### What to work on
Extract every line from the records below that contains the word "text".

### Records to process
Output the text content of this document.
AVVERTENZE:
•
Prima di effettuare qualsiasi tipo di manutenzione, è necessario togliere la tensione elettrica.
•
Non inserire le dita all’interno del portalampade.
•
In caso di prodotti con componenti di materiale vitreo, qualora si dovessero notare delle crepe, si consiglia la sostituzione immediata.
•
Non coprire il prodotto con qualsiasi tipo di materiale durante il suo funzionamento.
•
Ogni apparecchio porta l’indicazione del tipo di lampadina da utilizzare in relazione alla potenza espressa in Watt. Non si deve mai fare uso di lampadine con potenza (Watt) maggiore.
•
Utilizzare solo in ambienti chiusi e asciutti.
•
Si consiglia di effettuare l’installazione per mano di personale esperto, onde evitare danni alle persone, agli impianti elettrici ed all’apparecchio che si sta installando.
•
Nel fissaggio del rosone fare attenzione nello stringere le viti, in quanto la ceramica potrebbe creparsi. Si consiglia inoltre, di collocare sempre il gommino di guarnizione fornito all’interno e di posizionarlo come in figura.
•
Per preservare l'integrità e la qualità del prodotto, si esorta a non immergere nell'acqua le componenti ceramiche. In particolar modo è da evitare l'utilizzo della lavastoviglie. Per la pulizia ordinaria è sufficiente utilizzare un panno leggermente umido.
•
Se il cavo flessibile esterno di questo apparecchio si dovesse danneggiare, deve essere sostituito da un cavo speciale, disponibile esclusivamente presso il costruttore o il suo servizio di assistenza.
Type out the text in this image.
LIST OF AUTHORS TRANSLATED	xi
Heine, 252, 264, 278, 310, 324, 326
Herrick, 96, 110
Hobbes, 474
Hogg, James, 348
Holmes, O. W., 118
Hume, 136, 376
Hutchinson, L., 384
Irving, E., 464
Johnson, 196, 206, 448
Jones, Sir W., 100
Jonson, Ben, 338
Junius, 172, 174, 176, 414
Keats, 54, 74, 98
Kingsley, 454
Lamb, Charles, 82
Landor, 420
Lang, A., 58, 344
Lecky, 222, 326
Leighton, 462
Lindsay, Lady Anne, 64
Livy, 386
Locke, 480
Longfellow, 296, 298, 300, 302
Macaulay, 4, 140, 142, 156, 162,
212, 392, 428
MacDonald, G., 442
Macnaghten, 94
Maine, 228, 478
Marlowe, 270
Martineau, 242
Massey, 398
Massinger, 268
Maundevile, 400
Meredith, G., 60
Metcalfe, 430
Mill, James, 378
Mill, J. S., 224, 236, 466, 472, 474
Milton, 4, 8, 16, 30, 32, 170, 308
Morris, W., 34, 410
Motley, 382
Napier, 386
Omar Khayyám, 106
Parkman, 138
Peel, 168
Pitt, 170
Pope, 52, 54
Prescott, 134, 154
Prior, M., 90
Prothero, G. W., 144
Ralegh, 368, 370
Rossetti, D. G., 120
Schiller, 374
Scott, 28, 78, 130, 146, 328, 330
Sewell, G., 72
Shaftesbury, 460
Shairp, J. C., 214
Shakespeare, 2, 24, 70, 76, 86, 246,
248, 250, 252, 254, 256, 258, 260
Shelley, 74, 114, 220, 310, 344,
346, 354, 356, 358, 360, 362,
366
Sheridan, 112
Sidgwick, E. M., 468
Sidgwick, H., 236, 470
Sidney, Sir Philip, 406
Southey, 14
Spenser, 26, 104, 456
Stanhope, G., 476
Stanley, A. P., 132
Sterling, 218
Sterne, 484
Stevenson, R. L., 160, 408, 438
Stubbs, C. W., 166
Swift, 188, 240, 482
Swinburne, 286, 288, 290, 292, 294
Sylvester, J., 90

### Exercise solution
Output the text content of this document.
Type out the text in this image.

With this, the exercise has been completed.